PROBLEM:
Across the listing below, how many lines hold "title"? Reply with the number by itself.
»»
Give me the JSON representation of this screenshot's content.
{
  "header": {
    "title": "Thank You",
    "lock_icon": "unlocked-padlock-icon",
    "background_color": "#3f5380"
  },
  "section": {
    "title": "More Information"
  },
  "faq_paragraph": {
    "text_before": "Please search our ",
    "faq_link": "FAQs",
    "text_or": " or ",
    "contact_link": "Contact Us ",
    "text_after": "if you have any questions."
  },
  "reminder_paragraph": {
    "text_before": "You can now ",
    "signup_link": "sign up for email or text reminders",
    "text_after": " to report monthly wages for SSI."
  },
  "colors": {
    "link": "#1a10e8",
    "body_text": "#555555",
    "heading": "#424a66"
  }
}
««
EXERCISE OUTPUT:
2